Using the data below, gather each line that includes the word "triangle".
Start of Entries
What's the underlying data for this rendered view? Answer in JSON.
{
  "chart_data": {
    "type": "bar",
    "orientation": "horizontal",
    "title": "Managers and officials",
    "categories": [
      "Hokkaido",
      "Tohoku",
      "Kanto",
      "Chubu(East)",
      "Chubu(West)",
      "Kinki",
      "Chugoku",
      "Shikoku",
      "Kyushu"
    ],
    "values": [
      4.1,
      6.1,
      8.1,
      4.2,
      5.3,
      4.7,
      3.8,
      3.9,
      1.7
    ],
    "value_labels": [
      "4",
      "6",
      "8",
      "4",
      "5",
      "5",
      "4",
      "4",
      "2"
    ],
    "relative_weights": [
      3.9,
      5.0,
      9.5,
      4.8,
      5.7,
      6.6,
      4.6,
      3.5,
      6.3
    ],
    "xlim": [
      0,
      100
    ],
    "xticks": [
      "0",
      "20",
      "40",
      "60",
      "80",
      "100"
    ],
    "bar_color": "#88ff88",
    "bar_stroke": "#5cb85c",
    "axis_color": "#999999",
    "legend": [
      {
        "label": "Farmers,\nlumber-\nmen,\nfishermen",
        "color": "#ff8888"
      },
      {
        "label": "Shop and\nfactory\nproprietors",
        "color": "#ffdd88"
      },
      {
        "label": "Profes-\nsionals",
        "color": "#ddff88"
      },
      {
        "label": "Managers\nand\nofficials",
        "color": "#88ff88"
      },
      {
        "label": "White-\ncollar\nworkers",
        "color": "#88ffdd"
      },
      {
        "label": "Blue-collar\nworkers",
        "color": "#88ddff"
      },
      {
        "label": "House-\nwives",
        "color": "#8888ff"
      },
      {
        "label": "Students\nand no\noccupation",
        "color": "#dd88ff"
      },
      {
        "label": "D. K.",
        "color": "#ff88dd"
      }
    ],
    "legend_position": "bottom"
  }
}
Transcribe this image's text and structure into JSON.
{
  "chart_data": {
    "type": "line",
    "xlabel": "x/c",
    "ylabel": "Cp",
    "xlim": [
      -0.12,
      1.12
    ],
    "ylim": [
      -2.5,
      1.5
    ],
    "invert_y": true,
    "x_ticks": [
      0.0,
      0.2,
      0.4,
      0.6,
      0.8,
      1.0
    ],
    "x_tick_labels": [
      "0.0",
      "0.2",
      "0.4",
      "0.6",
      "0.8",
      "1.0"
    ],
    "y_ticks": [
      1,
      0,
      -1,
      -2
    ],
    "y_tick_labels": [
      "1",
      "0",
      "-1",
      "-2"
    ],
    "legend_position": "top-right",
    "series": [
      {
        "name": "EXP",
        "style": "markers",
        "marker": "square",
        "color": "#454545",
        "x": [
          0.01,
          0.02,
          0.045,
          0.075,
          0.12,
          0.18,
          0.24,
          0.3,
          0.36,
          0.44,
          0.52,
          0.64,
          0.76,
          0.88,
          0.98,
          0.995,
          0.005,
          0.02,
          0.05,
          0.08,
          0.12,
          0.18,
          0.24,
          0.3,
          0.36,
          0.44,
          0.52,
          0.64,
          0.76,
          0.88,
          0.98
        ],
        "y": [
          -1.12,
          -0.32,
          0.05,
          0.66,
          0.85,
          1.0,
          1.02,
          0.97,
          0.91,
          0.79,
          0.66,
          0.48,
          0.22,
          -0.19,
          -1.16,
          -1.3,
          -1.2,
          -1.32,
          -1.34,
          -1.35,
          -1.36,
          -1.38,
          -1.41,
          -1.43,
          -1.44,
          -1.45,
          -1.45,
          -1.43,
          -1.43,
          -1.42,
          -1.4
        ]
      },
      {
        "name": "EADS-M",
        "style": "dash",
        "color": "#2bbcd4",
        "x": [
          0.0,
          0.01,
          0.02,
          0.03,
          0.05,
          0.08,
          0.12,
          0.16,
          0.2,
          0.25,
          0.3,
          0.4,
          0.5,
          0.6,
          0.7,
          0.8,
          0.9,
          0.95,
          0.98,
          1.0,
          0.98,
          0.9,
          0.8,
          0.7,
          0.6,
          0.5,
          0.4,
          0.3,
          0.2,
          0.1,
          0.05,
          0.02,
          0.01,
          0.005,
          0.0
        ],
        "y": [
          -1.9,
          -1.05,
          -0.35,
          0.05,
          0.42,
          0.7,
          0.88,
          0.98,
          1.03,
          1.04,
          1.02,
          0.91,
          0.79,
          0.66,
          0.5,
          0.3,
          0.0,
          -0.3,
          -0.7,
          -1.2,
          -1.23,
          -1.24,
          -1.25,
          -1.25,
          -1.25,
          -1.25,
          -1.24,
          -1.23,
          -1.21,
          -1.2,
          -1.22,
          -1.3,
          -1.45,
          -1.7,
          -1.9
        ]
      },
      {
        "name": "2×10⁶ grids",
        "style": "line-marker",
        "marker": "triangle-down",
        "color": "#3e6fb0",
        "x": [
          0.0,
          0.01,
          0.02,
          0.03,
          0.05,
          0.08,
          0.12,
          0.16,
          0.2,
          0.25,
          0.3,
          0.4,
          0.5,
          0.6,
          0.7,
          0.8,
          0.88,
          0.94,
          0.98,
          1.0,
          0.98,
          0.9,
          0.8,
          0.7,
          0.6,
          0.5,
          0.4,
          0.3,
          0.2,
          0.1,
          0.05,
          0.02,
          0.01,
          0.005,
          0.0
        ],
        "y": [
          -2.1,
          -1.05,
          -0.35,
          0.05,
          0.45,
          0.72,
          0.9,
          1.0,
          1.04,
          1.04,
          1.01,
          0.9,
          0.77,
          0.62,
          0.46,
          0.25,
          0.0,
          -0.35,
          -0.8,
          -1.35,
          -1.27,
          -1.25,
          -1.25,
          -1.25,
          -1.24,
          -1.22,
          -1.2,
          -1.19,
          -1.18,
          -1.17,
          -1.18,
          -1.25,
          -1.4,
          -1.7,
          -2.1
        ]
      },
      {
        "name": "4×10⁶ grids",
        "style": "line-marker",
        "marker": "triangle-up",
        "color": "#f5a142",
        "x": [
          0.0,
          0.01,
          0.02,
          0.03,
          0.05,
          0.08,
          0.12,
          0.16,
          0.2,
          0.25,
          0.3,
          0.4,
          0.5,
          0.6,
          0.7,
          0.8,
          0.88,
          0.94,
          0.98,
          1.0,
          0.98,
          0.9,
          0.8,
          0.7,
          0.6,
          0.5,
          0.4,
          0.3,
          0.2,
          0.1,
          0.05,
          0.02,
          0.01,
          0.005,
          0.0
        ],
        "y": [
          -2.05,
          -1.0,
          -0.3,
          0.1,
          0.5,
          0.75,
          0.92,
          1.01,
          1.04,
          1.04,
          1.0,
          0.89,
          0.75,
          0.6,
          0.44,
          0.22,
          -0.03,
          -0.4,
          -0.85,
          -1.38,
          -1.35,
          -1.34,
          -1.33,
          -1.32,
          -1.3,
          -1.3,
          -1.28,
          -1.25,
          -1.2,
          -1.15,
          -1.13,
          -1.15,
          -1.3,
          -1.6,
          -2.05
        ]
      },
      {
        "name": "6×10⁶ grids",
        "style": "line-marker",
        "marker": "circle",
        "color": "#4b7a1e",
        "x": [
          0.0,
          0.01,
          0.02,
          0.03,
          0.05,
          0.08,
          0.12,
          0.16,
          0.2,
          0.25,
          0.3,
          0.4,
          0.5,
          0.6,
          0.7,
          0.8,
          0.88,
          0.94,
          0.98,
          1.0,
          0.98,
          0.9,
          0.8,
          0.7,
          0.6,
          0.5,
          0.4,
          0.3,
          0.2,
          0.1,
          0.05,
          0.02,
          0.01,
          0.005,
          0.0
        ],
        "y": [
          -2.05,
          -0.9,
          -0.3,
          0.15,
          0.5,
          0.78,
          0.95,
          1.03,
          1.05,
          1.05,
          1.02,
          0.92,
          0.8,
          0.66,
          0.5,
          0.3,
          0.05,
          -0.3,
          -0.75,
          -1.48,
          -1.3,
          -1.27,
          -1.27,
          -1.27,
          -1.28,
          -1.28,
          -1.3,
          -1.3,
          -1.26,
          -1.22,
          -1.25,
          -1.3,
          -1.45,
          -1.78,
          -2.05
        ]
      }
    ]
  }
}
End of Entries
**Written solution**
        "marker": "triangle-down",
        "marker": "triangle-up",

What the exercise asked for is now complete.